STATED EXERCISE: Your task is to extract every entry that follows word for word while excluding the pictures.

PROVIDED MATERIAL:
:::::
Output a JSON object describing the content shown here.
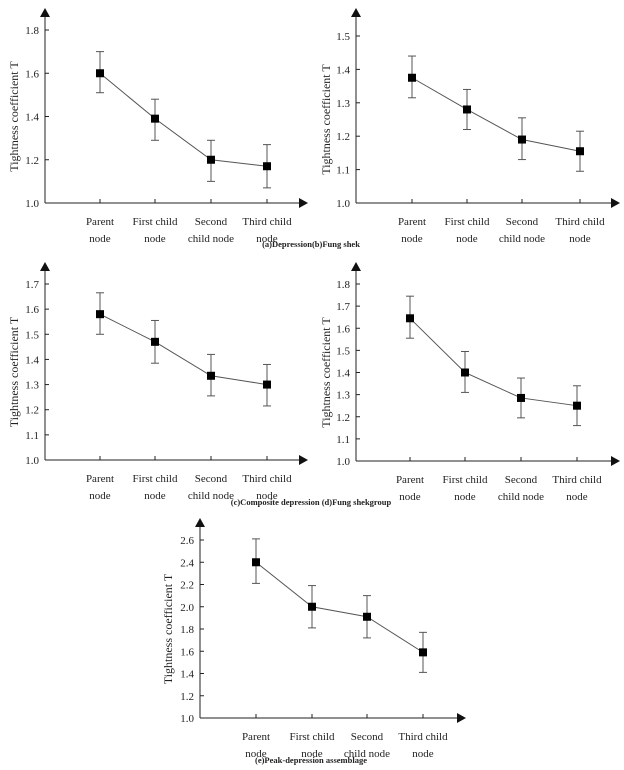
{
  "captions": [
    "(a)Depression(b)Fung shek",
    "(c)Composite depression (d)Fung shekgroup",
    "(e)Peak-depression assemblage"
  ],
  "chart_data": [
    {
      "id": "a",
      "type": "line",
      "title": "",
      "panel": "(a)Depression",
      "xlabel": "",
      "ylabel": "Tightness coefficient T",
      "categories": [
        "Parent node",
        "First child node",
        "Second child node",
        "Third child node"
      ],
      "category_lines": [
        [
          "Parent",
          "node"
        ],
        [
          "First child",
          "node"
        ],
        [
          "Second",
          "child node"
        ],
        [
          "Third child",
          "node"
        ]
      ],
      "yticks": [
        "1.0",
        "1.2",
        "1.4",
        "1.6",
        "1.8"
      ],
      "ylim": [
        1.0,
        1.8
      ],
      "grid": false,
      "series": [
        {
          "name": "Tightness coefficient",
          "values": [
            1.6,
            1.39,
            1.2,
            1.17
          ],
          "err_low": [
            1.51,
            1.29,
            1.1,
            1.07
          ],
          "err_high": [
            1.7,
            1.48,
            1.29,
            1.27
          ]
        }
      ]
    },
    {
      "id": "b",
      "type": "line",
      "title": "",
      "panel": "(b)Fung shek",
      "xlabel": "",
      "ylabel": "Tightness coefficient T",
      "categories": [
        "Parent node",
        "First child node",
        "Second child node",
        "Third child node"
      ],
      "category_lines": [
        [
          "Parent",
          "node"
        ],
        [
          "First child",
          "node"
        ],
        [
          "Second",
          "child node"
        ],
        [
          "Third child",
          "node"
        ]
      ],
      "yticks": [
        "1.0",
        "1.1",
        "1.2",
        "1.3",
        "1.4",
        "1.5"
      ],
      "ylim": [
        1.0,
        1.5
      ],
      "grid": false,
      "series": [
        {
          "name": "Tightness coefficient",
          "values": [
            1.375,
            1.28,
            1.19,
            1.155
          ],
          "err_low": [
            1.315,
            1.22,
            1.13,
            1.095
          ],
          "err_high": [
            1.44,
            1.34,
            1.255,
            1.215
          ]
        }
      ]
    },
    {
      "id": "c",
      "type": "line",
      "title": "",
      "panel": "(c)Composite depression",
      "xlabel": "",
      "ylabel": "Tightness coefficient T",
      "categories": [
        "Parent node",
        "First child node",
        "Second child node",
        "Third child node"
      ],
      "category_lines": [
        [
          "Parent",
          "node"
        ],
        [
          "First child",
          "node"
        ],
        [
          "Second",
          "child node"
        ],
        [
          "Third child",
          "node"
        ]
      ],
      "yticks": [
        "1.0",
        "1.1",
        "1.2",
        "1.3",
        "1.4",
        "1.5",
        "1.6",
        "1.7"
      ],
      "ylim": [
        1.0,
        1.7
      ],
      "grid": false,
      "series": [
        {
          "name": "Tightness coefficient",
          "values": [
            1.58,
            1.47,
            1.335,
            1.3
          ],
          "err_low": [
            1.5,
            1.385,
            1.255,
            1.215
          ],
          "err_high": [
            1.665,
            1.555,
            1.42,
            1.38
          ]
        }
      ]
    },
    {
      "id": "d",
      "type": "line",
      "title": "",
      "panel": "(d)Fung shekgroup",
      "xlabel": "",
      "ylabel": "Tightness coefficient T",
      "categories": [
        "Parent node",
        "First child node",
        "Second child node",
        "Third child node"
      ],
      "category_lines": [
        [
          "Parent",
          "node"
        ],
        [
          "First child",
          "node"
        ],
        [
          "Second",
          "child node"
        ],
        [
          "Third child",
          "node"
        ]
      ],
      "yticks": [
        "1.0",
        "1.1",
        "1.2",
        "1.3",
        "1.4",
        "1.5",
        "1.6",
        "1.7",
        "1.8"
      ],
      "ylim": [
        1.0,
        1.8
      ],
      "grid": false,
      "series": [
        {
          "name": "Tightness coefficient",
          "values": [
            1.645,
            1.4,
            1.285,
            1.25
          ],
          "err_low": [
            1.555,
            1.31,
            1.195,
            1.16
          ],
          "err_high": [
            1.745,
            1.495,
            1.375,
            1.34
          ]
        }
      ]
    },
    {
      "id": "e",
      "type": "line",
      "title": "",
      "panel": "(e)Peak-depression assemblage",
      "xlabel": "",
      "ylabel": "Tightness coefficient T",
      "categories": [
        "Parent node",
        "First child node",
        "Second child node",
        "Third child node"
      ],
      "category_lines": [
        [
          "Parent",
          "node"
        ],
        [
          "First child",
          "node"
        ],
        [
          "Second",
          "child node"
        ],
        [
          "Third child",
          "node"
        ]
      ],
      "yticks": [
        "1.0",
        "1.2",
        "1.4",
        "1.6",
        "1.8",
        "2.0",
        "2.2",
        "2.4",
        "2.6"
      ],
      "ylim": [
        1.0,
        2.6
      ],
      "grid": false,
      "series": [
        {
          "name": "Tightness coefficient",
          "values": [
            2.4,
            2.0,
            1.91,
            1.59
          ],
          "err_low": [
            2.21,
            1.81,
            1.72,
            1.41
          ],
          "err_high": [
            2.61,
            2.19,
            2.1,
            1.77
          ]
        }
      ]
    }
  ]
}
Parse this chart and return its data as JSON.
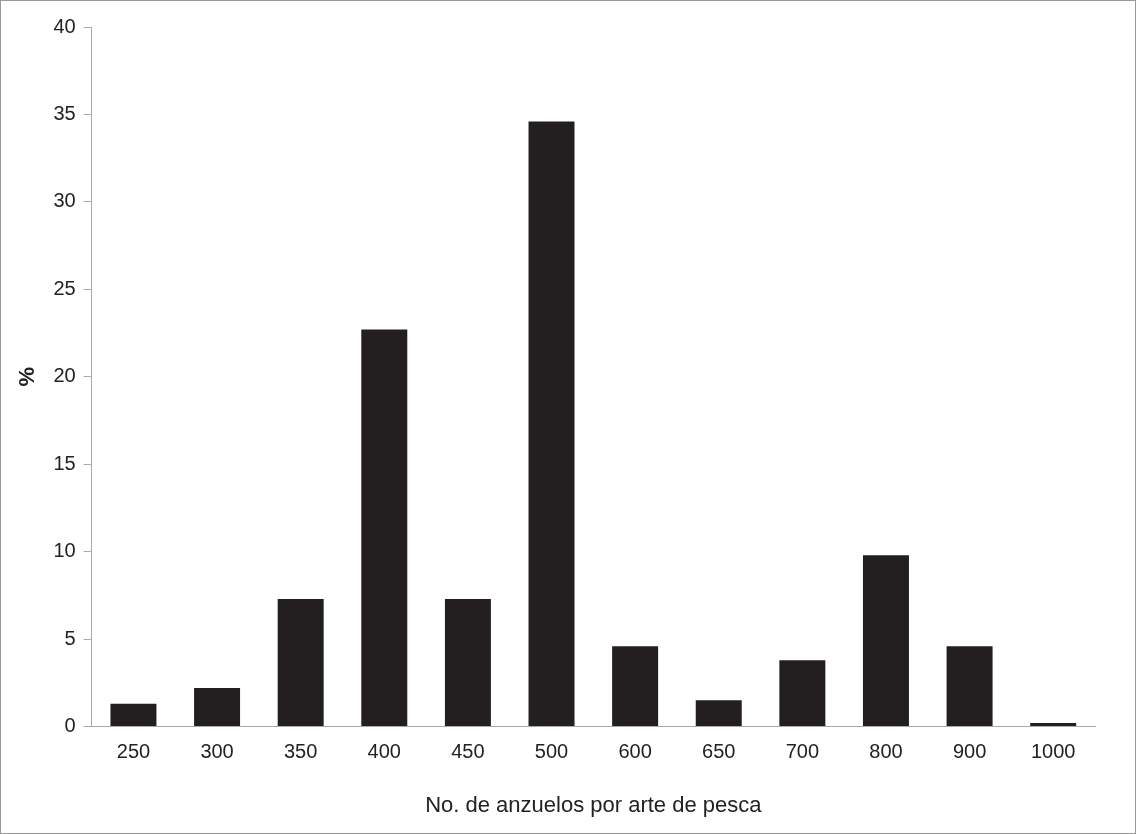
{
  "chart_data": {
    "type": "bar",
    "xlabel": "No. de anzuelos por arte de pesca",
    "ylabel": "%",
    "categories": [
      "250",
      "300",
      "350",
      "400",
      "450",
      "500",
      "600",
      "650",
      "700",
      "800",
      "900",
      "1000"
    ],
    "values": [
      1.3,
      2.2,
      7.3,
      22.7,
      7.3,
      34.6,
      4.6,
      1.5,
      3.8,
      9.8,
      4.6,
      0.2
    ],
    "color": "#231f20",
    "ylim": [
      0,
      40
    ],
    "yticks": [
      0,
      5,
      10,
      15,
      20,
      25,
      30,
      35,
      40
    ]
  }
}
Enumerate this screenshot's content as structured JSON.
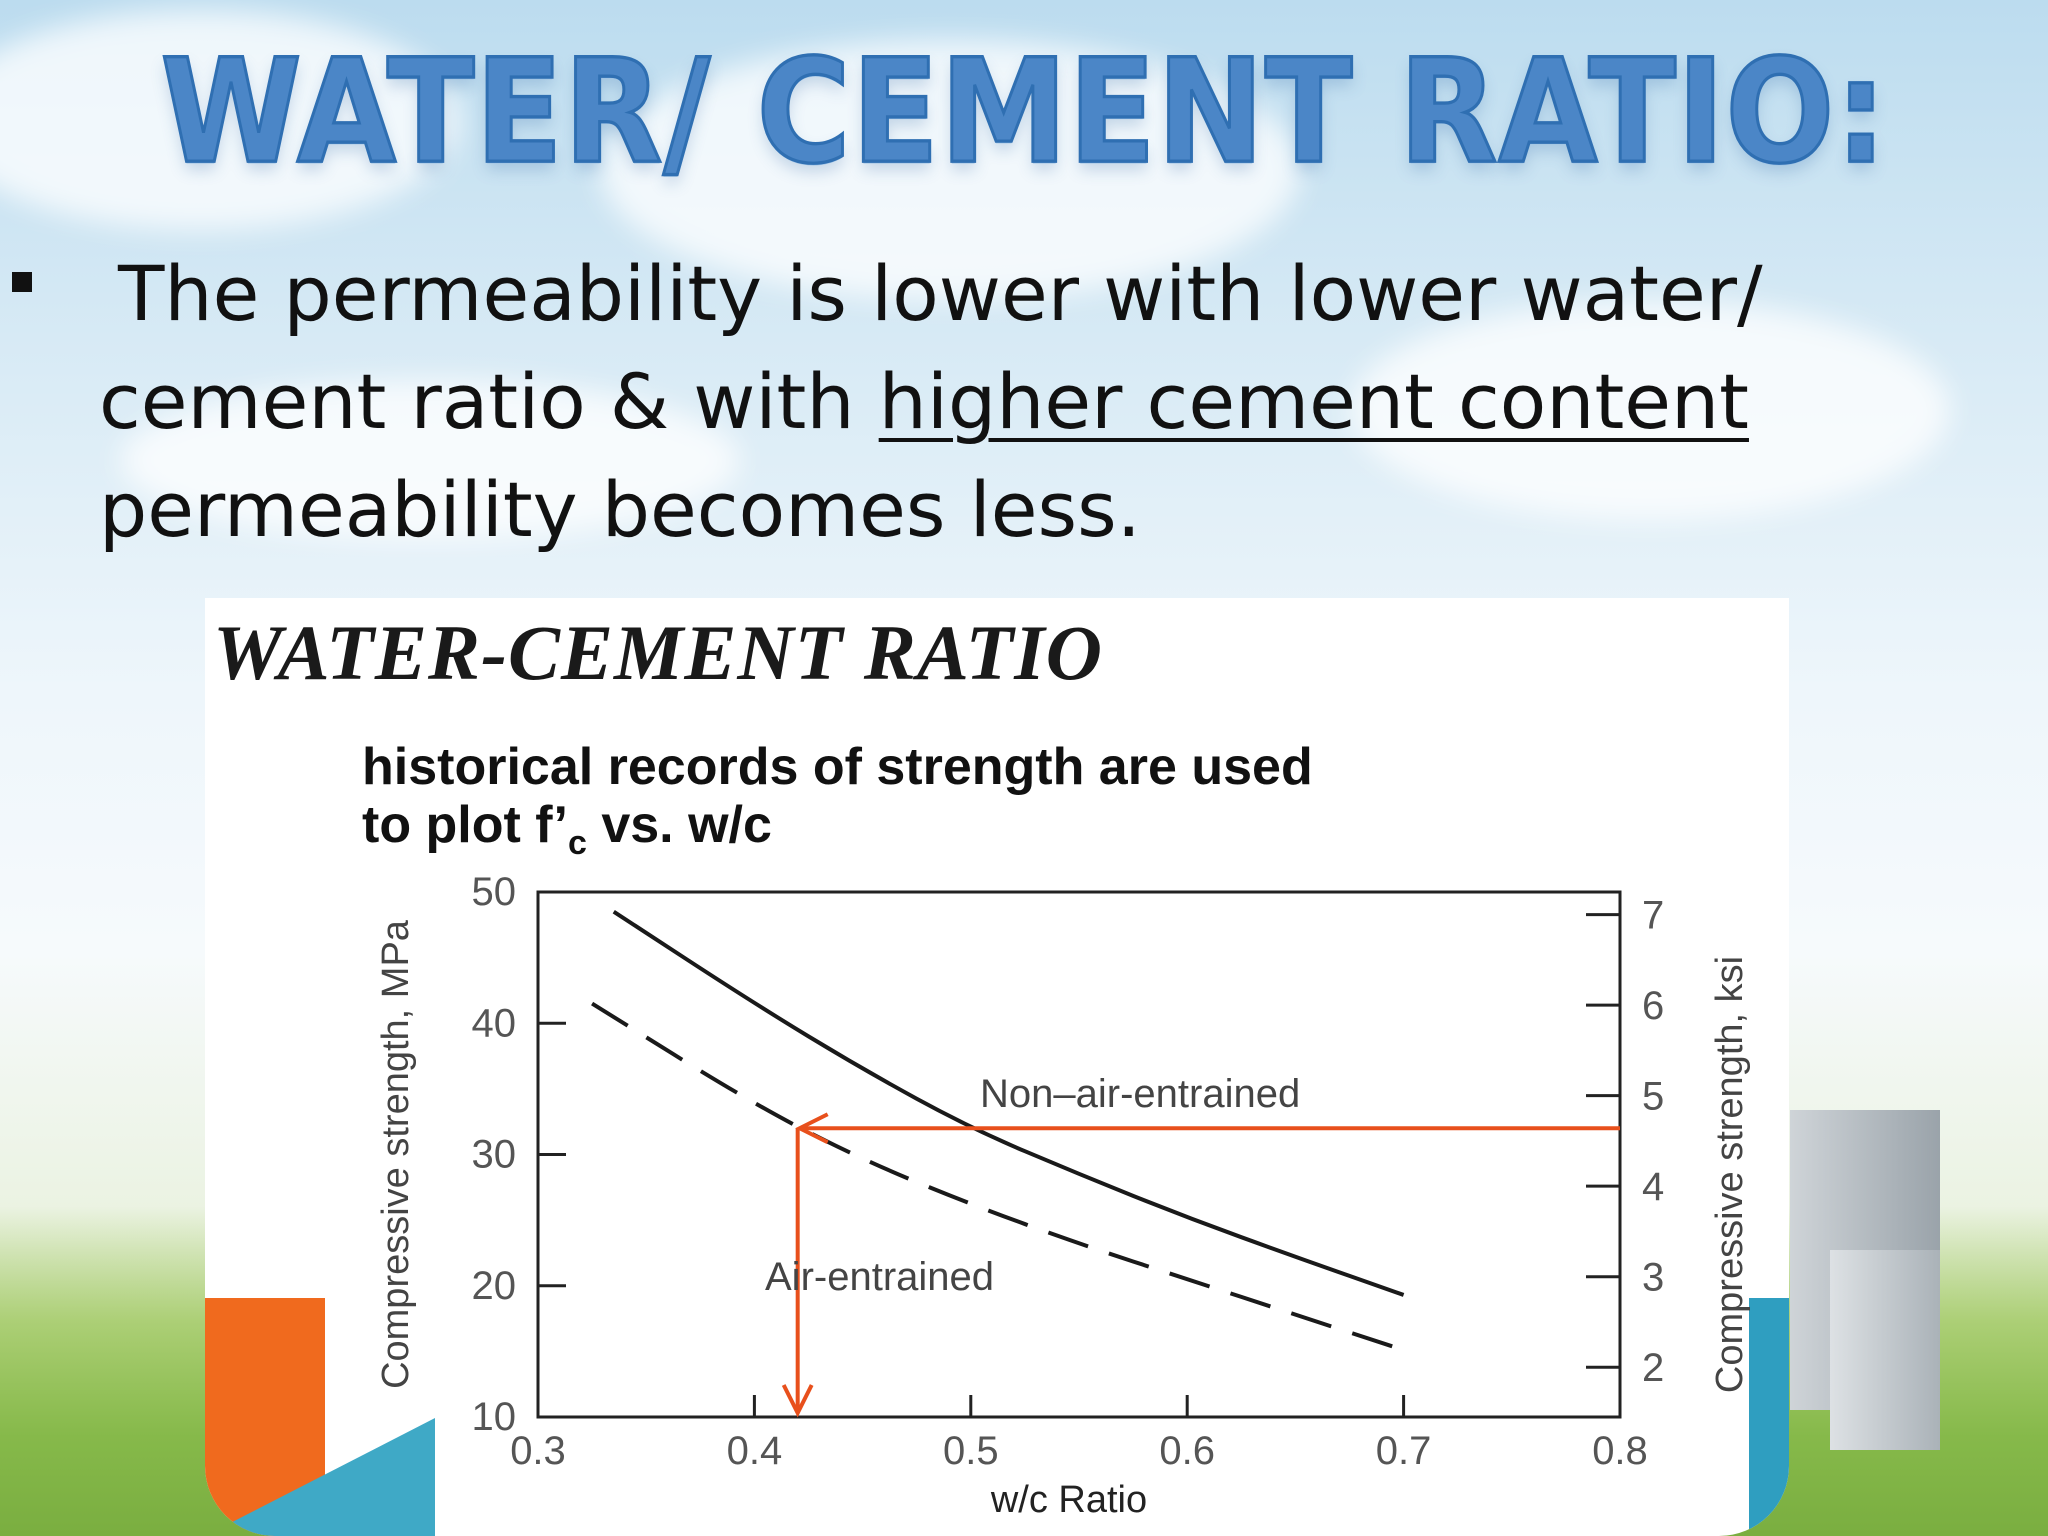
{
  "slide": {
    "title": "WATER/ CEMENT RATIO:",
    "bullet": {
      "line1": "The permeability is lower with lower water/",
      "line2_pre": "cement ratio & with ",
      "line2_underlined": "higher cement content",
      "line3": "permeability becomes less."
    }
  },
  "figure": {
    "heading": "WATER-CEMENT RATIO",
    "subtitle_line1": "historical records of strength are used",
    "subtitle_line2_pre": "to plot f’",
    "subtitle_line2_sub": "c",
    "subtitle_line2_post": " vs. w/c"
  },
  "chart_data": {
    "type": "line",
    "xlabel": "w/c Ratio",
    "ylabel": "Compressive strength, MPa",
    "y2label": "Compressive strength, ksi",
    "xlim": [
      0.3,
      0.8
    ],
    "ylim": [
      10,
      50
    ],
    "y2lim": [
      1.45,
      7.25
    ],
    "xticks": [
      "0.3",
      "0.4",
      "0.5",
      "0.6",
      "0.7",
      "0.8"
    ],
    "yticks": [
      "10",
      "20",
      "30",
      "40",
      "50"
    ],
    "y2ticks": [
      "2",
      "3",
      "4",
      "5",
      "6",
      "7"
    ],
    "series": [
      {
        "name": "Non–air-entrained",
        "style": "solid",
        "x": [
          0.335,
          0.4,
          0.45,
          0.5,
          0.55,
          0.6,
          0.65,
          0.7
        ],
        "y": [
          48.5,
          41.5,
          36.5,
          32.0,
          28.5,
          25.2,
          22.2,
          19.3
        ]
      },
      {
        "name": "Air-entrained",
        "style": "dashed",
        "x": [
          0.325,
          0.4,
          0.45,
          0.5,
          0.55,
          0.6,
          0.65,
          0.7
        ],
        "y": [
          41.5,
          33.8,
          29.6,
          26.2,
          23.2,
          20.5,
          17.8,
          15.1
        ]
      }
    ],
    "annotation": {
      "color": "#e8501c",
      "horizontal_y": 32.0,
      "from_x": 0.8,
      "to_x": 0.42,
      "vertical_x": 0.42,
      "to_y": 10
    },
    "grid": false
  }
}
:::::
ANSWER TO THE TASK:
Output a JSON object describing the content shown here.
{
  "captions": [
    "(a)Depression(b)Fung shek",
    "(c)Composite depression (d)Fung shekgroup",
    "(e)Peak-depression assemblage"
  ],
  "chart_data": [
    {
      "id": "a",
      "type": "line",
      "title": "",
      "panel": "(a)Depression",
      "xlabel": "",
      "ylabel": "Tightness coefficient T",
      "categories": [
        "Parent node",
        "First child node",
        "Second child node",
        "Third child node"
      ],
      "category_lines": [
        [
          "Parent",
          "node"
        ],
        [
          "First child",
          "node"
        ],
        [
          "Second",
          "child node"
        ],
        [
          "Third child",
          "node"
        ]
      ],
      "yticks": [
        "1.0",
        "1.2",
        "1.4",
        "1.6",
        "1.8"
      ],
      "ylim": [
        1.0,
        1.8
      ],
      "grid": false,
      "series": [
        {
          "name": "Tightness coefficient",
          "values": [
            1.6,
            1.39,
            1.2,
            1.17
          ],
          "err_low": [
            1.51,
            1.29,
            1.1,
            1.07
          ],
          "err_high": [
            1.7,
            1.48,
            1.29,
            1.27
          ]
        }
      ]
    },
    {
      "id": "b",
      "type": "line",
      "title": "",
      "panel": "(b)Fung shek",
      "xlabel": "",
      "ylabel": "Tightness coefficient T",
      "categories": [
        "Parent node",
        "First child node",
        "Second child node",
        "Third child node"
      ],
      "category_lines": [
        [
          "Parent",
          "node"
        ],
        [
          "First child",
          "node"
        ],
        [
          "Second",
          "child node"
        ],
        [
          "Third child",
          "node"
        ]
      ],
      "yticks": [
        "1.0",
        "1.1",
        "1.2",
        "1.3",
        "1.4",
        "1.5"
      ],
      "ylim": [
        1.0,
        1.5
      ],
      "grid": false,
      "series": [
        {
          "name": "Tightness coefficient",
          "values": [
            1.375,
            1.28,
            1.19,
            1.155
          ],
          "err_low": [
            1.315,
            1.22,
            1.13,
            1.095
          ],
          "err_high": [
            1.44,
            1.34,
            1.255,
            1.215
          ]
        }
      ]
    },
    {
      "id": "c",
      "type": "line",
      "title": "",
      "panel": "(c)Composite depression",
      "xlabel": "",
      "ylabel": "Tightness coefficient T",
      "categories": [
        "Parent node",
        "First child node",
        "Second child node",
        "Third child node"
      ],
      "category_lines": [
        [
          "Parent",
          "node"
        ],
        [
          "First child",
          "node"
        ],
        [
          "Second",
          "child node"
        ],
        [
          "Third child",
          "node"
        ]
      ],
      "yticks": [
        "1.0",
        "1.1",
        "1.2",
        "1.3",
        "1.4",
        "1.5",
        "1.6",
        "1.7"
      ],
      "ylim": [
        1.0,
        1.7
      ],
      "grid": false,
      "series": [
        {
          "name": "Tightness coefficient",
          "values": [
            1.58,
            1.47,
            1.335,
            1.3
          ],
          "err_low": [
            1.5,
            1.385,
            1.255,
            1.215
          ],
          "err_high": [
            1.665,
            1.555,
            1.42,
            1.38
          ]
        }
      ]
    },
    {
      "id": "d",
      "type": "line",
      "title": "",
      "panel": "(d)Fung shekgroup",
      "xlabel": "",
      "ylabel": "Tightness coefficient T",
      "categories": [
        "Parent node",
        "First child node",
        "Second child node",
        "Third child node"
      ],
      "category_lines": [
        [
          "Parent",
          "node"
        ],
        [
          "First child",
          "node"
        ],
        [
          "Second",
          "child node"
        ],
        [
          "Third child",
          "node"
        ]
      ],
      "yticks": [
        "1.0",
        "1.1",
        "1.2",
        "1.3",
        "1.4",
        "1.5",
        "1.6",
        "1.7",
        "1.8"
      ],
      "ylim": [
        1.0,
        1.8
      ],
      "grid": false,
      "series": [
        {
          "name": "Tightness coefficient",
          "values": [
            1.645,
            1.4,
            1.285,
            1.25
          ],
          "err_low": [
            1.555,
            1.31,
            1.195,
            1.16
          ],
          "err_high": [
            1.745,
            1.495,
            1.375,
            1.34
          ]
        }
      ]
    },
    {
      "id": "e",
      "type": "line",
      "title": "",
      "panel": "(e)Peak-depression assemblage",
      "xlabel": "",
      "ylabel": "Tightness coefficient T",
      "categories": [
        "Parent node",
        "First child node",
        "Second child node",
        "Third child node"
      ],
      "category_lines": [
        [
          "Parent",
          "node"
        ],
        [
          "First child",
          "node"
        ],
        [
          "Second",
          "child node"
        ],
        [
          "Third child",
          "node"
        ]
      ],
      "yticks": [
        "1.0",
        "1.2",
        "1.4",
        "1.6",
        "1.8",
        "2.0",
        "2.2",
        "2.4",
        "2.6"
      ],
      "ylim": [
        1.0,
        2.6
      ],
      "grid": false,
      "series": [
        {
          "name": "Tightness coefficient",
          "values": [
            2.4,
            2.0,
            1.91,
            1.59
          ],
          "err_low": [
            2.21,
            1.81,
            1.72,
            1.41
          ],
          "err_high": [
            2.61,
            2.19,
            2.1,
            1.77
          ]
        }
      ]
    }
  ]
}
Parse this chart and return its data as JSON.
{
  "chart_data": {
    "type": "bar",
    "xlabel": "No. de anzuelos por arte de pesca",
    "ylabel": "%",
    "categories": [
      "250",
      "300",
      "350",
      "400",
      "450",
      "500",
      "600",
      "650",
      "700",
      "800",
      "900",
      "1000"
    ],
    "values": [
      1.3,
      2.2,
      7.3,
      22.7,
      7.3,
      34.6,
      4.6,
      1.5,
      3.8,
      9.8,
      4.6,
      0.2
    ],
    "color": "#231f20",
    "ylim": [
      0,
      40
    ],
    "yticks": [
      0,
      5,
      10,
      15,
      20,
      25,
      30,
      35,
      40
    ]
  }
}
Enumerate this screenshot's content as structured JSON.
{
  "slide": {
    "title": "WATER/ CEMENT RATIO:",
    "bullet": {
      "line1": "The permeability is lower with lower water/",
      "line2_pre": "cement ratio & with ",
      "line2_underlined": "higher cement content",
      "line3": "permeability becomes less."
    }
  },
  "figure": {
    "heading": "WATER-CEMENT RATIO",
    "subtitle_line1": "historical records of strength are used",
    "subtitle_line2_pre": "to plot f’",
    "subtitle_line2_sub": "c",
    "subtitle_line2_post": " vs. w/c"
  },
  "chart_data": {
    "type": "line",
    "xlabel": "w/c Ratio",
    "ylabel": "Compressive strength, MPa",
    "y2label": "Compressive strength, ksi",
    "xlim": [
      0.3,
      0.8
    ],
    "ylim": [
      10,
      50
    ],
    "y2lim": [
      1.45,
      7.25
    ],
    "xticks": [
      "0.3",
      "0.4",
      "0.5",
      "0.6",
      "0.7",
      "0.8"
    ],
    "yticks": [
      "10",
      "20",
      "30",
      "40",
      "50"
    ],
    "y2ticks": [
      "2",
      "3",
      "4",
      "5",
      "6",
      "7"
    ],
    "series": [
      {
        "name": "Non–air-entrained",
        "style": "solid",
        "x": [
          0.335,
          0.4,
          0.45,
          0.5,
          0.55,
          0.6,
          0.65,
          0.7
        ],
        "y": [
          48.5,
          41.5,
          36.5,
          32.0,
          28.5,
          25.2,
          22.2,
          19.3
        ]
      },
      {
        "name": "Air-entrained",
        "style": "dashed",
        "x": [
          0.325,
          0.4,
          0.45,
          0.5,
          0.55,
          0.6,
          0.65,
          0.7
        ],
        "y": [
          41.5,
          33.8,
          29.6,
          26.2,
          23.2,
          20.5,
          17.8,
          15.1
        ]
      }
    ],
    "annotation": {
      "color": "#e8501c",
      "horizontal_y": 32.0,
      "from_x": 0.8,
      "to_x": 0.42,
      "vertical_x": 0.42,
      "to_y": 10
    },
    "grid": false
  }
}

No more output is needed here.